In the entries below, count every line with the string "государственного". State the count and nothing else.

* [Data to process]
•••••

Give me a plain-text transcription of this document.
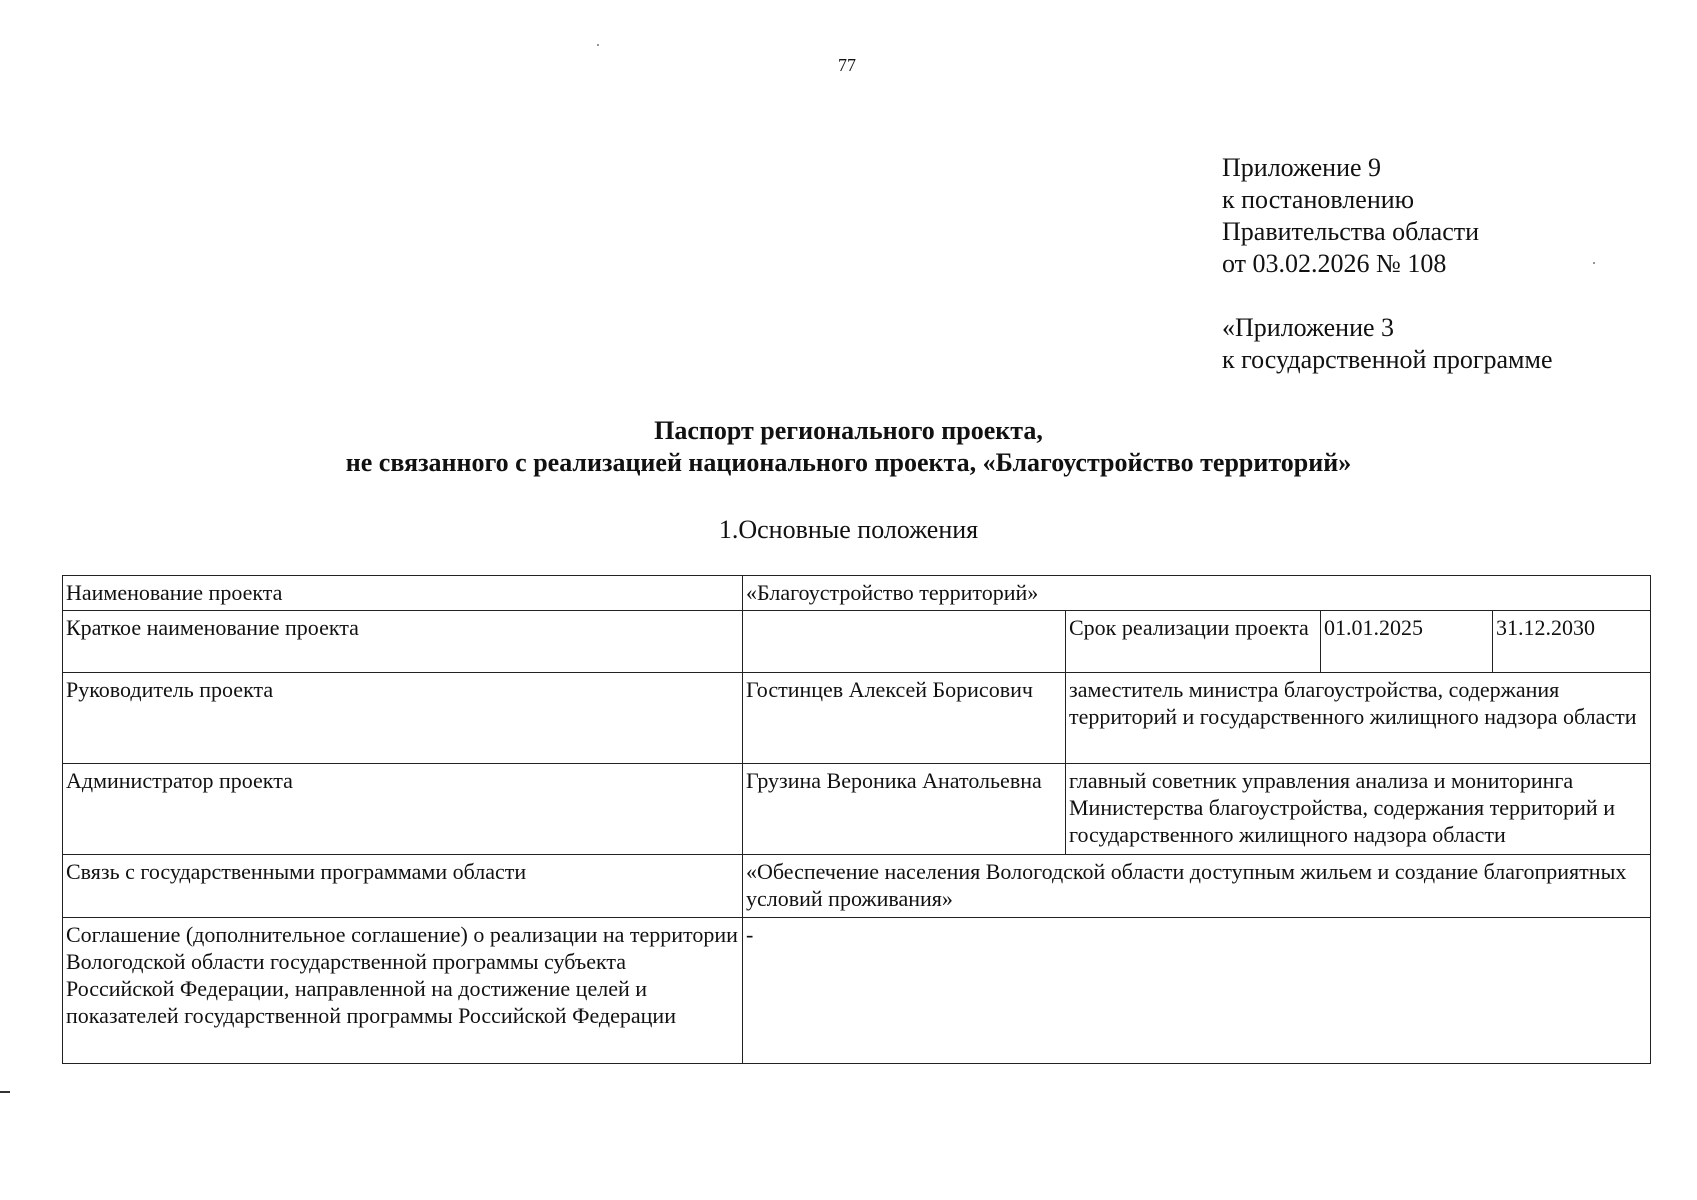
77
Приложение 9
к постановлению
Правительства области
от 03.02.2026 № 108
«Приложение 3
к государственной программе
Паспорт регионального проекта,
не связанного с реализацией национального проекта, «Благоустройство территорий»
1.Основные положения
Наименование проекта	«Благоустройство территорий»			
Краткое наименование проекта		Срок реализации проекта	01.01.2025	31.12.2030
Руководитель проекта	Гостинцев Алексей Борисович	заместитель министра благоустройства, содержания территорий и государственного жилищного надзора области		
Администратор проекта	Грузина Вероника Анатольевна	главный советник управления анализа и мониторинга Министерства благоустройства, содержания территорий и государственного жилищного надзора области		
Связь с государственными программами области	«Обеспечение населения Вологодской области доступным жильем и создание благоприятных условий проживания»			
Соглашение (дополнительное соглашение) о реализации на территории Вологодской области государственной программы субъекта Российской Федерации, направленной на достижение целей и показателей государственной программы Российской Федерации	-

•••••

* [Response to this task] 2